[Figure content listings]
________________________________________

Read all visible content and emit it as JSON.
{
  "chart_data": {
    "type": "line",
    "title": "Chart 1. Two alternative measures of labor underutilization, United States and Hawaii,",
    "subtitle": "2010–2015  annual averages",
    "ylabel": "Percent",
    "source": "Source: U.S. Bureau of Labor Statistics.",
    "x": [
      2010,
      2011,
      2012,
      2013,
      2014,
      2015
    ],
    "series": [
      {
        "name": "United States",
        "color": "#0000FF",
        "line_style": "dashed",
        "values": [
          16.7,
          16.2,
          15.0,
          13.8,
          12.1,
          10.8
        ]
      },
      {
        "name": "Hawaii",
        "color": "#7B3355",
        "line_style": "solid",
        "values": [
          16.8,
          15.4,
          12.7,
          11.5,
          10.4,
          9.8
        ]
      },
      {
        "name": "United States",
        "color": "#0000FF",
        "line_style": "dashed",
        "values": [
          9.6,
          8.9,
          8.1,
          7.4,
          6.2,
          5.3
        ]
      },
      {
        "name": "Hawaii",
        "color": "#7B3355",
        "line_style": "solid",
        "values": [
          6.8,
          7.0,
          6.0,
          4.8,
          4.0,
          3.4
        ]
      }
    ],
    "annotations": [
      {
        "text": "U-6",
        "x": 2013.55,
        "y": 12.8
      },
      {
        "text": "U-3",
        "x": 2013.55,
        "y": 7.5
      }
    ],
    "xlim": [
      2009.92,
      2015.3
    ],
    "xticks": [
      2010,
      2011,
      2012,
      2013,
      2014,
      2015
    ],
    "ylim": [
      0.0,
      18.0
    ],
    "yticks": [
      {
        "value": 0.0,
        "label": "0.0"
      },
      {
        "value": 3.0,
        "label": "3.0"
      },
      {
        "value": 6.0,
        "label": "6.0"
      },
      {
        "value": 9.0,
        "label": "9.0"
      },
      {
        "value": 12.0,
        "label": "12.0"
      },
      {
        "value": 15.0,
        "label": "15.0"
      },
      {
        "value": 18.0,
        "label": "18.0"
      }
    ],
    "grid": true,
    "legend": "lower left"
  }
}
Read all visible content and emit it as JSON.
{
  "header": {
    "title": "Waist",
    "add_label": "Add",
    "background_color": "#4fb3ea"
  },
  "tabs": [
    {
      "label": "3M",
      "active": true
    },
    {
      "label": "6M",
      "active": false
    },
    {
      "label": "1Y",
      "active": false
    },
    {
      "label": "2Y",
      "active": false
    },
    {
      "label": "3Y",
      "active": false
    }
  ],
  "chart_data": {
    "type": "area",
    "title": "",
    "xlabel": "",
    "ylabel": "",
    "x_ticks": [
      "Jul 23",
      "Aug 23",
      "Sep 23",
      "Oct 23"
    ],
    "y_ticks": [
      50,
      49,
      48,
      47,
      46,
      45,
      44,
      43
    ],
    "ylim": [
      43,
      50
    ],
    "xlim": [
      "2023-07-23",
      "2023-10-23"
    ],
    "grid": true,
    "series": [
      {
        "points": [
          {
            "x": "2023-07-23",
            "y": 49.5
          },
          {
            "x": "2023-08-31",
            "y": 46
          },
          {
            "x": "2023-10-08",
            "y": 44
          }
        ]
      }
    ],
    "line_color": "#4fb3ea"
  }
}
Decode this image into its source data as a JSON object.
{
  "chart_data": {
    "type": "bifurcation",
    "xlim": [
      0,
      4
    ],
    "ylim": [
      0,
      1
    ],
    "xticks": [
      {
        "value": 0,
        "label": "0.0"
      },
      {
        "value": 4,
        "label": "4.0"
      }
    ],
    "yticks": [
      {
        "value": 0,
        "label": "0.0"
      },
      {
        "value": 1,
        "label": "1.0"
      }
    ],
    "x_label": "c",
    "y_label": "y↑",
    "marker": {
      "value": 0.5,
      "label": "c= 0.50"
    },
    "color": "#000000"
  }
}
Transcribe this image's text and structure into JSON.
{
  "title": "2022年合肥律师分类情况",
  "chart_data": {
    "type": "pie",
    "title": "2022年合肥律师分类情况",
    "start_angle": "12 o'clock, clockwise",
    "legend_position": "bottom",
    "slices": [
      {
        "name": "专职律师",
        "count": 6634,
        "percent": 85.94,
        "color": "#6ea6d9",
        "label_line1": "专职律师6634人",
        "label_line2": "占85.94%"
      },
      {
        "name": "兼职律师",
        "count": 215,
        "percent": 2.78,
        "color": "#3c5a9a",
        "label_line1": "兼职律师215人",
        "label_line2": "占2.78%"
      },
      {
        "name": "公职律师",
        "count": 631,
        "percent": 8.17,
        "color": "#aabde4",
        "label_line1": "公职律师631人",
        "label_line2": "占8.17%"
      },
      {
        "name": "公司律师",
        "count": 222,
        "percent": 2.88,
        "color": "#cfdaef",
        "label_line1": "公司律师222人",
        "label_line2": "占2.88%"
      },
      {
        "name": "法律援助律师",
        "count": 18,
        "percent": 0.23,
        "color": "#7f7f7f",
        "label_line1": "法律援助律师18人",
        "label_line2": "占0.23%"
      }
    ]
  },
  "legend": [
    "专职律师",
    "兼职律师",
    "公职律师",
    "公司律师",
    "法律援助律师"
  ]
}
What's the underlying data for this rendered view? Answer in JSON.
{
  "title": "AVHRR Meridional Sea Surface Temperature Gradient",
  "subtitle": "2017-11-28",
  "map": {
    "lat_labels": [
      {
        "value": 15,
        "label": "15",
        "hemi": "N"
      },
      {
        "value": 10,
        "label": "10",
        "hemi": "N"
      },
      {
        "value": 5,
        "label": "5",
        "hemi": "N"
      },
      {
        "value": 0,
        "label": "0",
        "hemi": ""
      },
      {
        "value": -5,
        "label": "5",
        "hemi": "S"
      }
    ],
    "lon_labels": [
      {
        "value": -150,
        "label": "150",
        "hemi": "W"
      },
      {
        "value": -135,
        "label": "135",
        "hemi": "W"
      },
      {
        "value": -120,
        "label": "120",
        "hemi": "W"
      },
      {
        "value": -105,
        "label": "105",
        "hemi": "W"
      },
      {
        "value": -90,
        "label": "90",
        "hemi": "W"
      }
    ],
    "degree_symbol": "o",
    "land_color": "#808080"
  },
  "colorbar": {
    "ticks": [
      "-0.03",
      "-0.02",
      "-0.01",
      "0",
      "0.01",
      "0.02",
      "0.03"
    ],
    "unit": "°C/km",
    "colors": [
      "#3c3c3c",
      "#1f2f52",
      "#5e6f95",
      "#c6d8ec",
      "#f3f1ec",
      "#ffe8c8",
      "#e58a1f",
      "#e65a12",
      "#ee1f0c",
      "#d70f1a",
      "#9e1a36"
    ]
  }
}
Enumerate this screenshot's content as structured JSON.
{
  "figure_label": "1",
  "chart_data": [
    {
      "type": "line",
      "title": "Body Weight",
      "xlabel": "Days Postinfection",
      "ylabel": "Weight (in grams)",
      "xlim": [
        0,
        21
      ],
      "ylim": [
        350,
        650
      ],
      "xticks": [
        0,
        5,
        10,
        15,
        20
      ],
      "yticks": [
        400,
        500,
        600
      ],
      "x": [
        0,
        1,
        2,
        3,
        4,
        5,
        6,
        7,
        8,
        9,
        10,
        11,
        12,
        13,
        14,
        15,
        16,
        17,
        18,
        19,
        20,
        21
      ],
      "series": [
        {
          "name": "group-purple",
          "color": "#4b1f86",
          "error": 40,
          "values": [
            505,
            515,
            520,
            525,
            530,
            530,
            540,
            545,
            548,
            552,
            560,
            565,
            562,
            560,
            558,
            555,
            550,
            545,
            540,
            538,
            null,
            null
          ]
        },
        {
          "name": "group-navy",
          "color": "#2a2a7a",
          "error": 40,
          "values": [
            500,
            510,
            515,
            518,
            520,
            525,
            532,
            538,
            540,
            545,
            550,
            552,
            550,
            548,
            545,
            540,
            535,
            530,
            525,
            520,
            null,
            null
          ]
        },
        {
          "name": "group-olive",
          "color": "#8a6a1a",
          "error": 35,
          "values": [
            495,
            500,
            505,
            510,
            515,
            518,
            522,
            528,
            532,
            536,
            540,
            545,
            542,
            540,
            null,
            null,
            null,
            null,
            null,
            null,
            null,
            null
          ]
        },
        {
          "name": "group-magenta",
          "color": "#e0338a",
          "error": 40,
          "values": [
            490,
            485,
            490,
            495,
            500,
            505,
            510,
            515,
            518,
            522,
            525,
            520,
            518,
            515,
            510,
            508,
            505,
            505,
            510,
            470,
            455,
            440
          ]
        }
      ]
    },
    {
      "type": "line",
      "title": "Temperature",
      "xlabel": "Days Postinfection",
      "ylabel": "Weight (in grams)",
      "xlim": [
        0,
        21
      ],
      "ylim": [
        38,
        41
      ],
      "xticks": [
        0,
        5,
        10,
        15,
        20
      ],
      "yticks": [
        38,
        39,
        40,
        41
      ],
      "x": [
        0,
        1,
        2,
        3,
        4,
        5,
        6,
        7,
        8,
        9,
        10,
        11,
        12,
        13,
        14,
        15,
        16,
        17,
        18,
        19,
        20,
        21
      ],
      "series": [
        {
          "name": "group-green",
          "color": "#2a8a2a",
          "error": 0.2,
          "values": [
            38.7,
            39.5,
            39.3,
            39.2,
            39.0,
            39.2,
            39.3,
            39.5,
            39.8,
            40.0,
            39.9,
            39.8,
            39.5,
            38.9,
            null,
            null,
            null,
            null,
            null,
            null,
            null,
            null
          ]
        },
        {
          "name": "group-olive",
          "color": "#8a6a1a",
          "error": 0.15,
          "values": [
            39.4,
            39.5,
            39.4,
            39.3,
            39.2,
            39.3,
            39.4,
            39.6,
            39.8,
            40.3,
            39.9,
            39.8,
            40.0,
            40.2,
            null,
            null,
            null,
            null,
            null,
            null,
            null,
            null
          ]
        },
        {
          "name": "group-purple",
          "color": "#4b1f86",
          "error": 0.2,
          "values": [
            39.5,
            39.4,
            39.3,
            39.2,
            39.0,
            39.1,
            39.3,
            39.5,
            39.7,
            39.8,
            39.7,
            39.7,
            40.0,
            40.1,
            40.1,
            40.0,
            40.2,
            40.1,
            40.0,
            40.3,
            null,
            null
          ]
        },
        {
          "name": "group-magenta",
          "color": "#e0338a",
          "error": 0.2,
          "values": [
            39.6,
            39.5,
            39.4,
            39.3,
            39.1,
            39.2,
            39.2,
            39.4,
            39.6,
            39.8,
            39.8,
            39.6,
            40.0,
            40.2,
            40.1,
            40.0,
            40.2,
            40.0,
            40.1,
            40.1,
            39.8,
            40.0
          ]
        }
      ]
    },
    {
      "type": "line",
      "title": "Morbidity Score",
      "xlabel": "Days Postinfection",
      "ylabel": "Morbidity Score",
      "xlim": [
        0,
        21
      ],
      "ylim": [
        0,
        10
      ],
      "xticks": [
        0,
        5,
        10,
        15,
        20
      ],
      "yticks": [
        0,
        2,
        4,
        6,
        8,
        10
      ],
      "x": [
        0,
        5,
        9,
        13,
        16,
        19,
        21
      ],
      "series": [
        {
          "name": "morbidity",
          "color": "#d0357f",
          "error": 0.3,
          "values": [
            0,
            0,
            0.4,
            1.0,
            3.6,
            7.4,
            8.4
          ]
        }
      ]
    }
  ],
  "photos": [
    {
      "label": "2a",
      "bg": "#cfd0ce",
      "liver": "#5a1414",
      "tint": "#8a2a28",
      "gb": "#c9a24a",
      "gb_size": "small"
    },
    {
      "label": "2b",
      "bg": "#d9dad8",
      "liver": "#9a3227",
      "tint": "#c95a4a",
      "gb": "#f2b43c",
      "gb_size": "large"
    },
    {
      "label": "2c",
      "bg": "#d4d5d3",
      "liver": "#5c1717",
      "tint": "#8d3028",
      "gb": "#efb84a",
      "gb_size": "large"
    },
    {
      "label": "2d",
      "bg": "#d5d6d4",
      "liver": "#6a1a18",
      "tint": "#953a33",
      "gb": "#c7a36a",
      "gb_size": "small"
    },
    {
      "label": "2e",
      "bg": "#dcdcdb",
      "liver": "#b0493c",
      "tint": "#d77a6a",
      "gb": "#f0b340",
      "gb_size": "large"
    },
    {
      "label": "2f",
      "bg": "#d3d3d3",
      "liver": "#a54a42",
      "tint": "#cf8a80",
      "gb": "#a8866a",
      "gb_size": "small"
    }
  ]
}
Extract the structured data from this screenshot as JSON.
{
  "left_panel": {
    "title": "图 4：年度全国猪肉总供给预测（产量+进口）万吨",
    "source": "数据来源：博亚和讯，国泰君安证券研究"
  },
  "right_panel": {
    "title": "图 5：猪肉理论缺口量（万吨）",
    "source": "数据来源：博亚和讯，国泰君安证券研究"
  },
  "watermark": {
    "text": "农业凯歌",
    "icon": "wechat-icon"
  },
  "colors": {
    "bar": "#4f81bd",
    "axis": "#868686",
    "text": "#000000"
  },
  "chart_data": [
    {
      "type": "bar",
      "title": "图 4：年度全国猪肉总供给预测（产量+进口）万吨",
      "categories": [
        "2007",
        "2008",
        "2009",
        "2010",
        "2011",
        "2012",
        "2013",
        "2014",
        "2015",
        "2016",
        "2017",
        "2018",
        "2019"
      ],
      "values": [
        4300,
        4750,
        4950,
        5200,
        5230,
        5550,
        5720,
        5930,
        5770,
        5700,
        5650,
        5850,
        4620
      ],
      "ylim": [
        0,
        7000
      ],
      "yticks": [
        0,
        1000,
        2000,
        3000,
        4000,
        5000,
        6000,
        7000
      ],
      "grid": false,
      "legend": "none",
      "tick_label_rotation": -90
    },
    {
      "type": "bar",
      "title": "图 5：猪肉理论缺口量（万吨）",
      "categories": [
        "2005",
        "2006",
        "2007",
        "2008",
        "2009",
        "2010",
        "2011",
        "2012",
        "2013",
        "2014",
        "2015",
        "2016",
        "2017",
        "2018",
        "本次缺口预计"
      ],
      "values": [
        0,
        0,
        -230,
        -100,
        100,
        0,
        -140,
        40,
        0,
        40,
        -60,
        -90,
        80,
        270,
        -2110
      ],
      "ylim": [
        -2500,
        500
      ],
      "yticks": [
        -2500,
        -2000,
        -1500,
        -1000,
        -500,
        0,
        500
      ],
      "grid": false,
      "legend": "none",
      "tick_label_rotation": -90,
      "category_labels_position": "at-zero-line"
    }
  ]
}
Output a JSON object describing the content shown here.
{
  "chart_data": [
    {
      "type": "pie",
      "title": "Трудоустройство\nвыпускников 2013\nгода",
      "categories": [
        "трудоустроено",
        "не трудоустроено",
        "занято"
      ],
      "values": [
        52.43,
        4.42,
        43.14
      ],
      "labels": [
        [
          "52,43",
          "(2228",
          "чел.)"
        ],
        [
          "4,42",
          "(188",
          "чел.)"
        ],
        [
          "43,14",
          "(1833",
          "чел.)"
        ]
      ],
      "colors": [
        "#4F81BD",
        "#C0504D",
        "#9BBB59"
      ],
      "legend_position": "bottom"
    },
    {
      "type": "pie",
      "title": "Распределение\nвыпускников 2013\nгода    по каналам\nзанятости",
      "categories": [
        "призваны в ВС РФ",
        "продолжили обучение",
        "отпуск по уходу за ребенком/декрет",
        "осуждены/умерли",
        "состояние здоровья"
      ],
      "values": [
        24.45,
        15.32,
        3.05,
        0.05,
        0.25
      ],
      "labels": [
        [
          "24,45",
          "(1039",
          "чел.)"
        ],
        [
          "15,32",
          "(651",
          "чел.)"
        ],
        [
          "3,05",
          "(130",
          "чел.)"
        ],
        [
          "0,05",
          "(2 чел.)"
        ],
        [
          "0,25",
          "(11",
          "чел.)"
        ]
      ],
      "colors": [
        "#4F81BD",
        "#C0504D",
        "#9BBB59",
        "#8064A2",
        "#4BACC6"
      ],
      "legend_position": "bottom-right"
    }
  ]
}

________________________________________

### [Directions]
Which lines in the records above contain the string "text"? Copy each one.

### [Written answer]
        "text": "U-6",
        "text": "U-3",
Transcribe this image's text and structure into JSON.
    "text": "农业凯歌",
    "text": "#000000"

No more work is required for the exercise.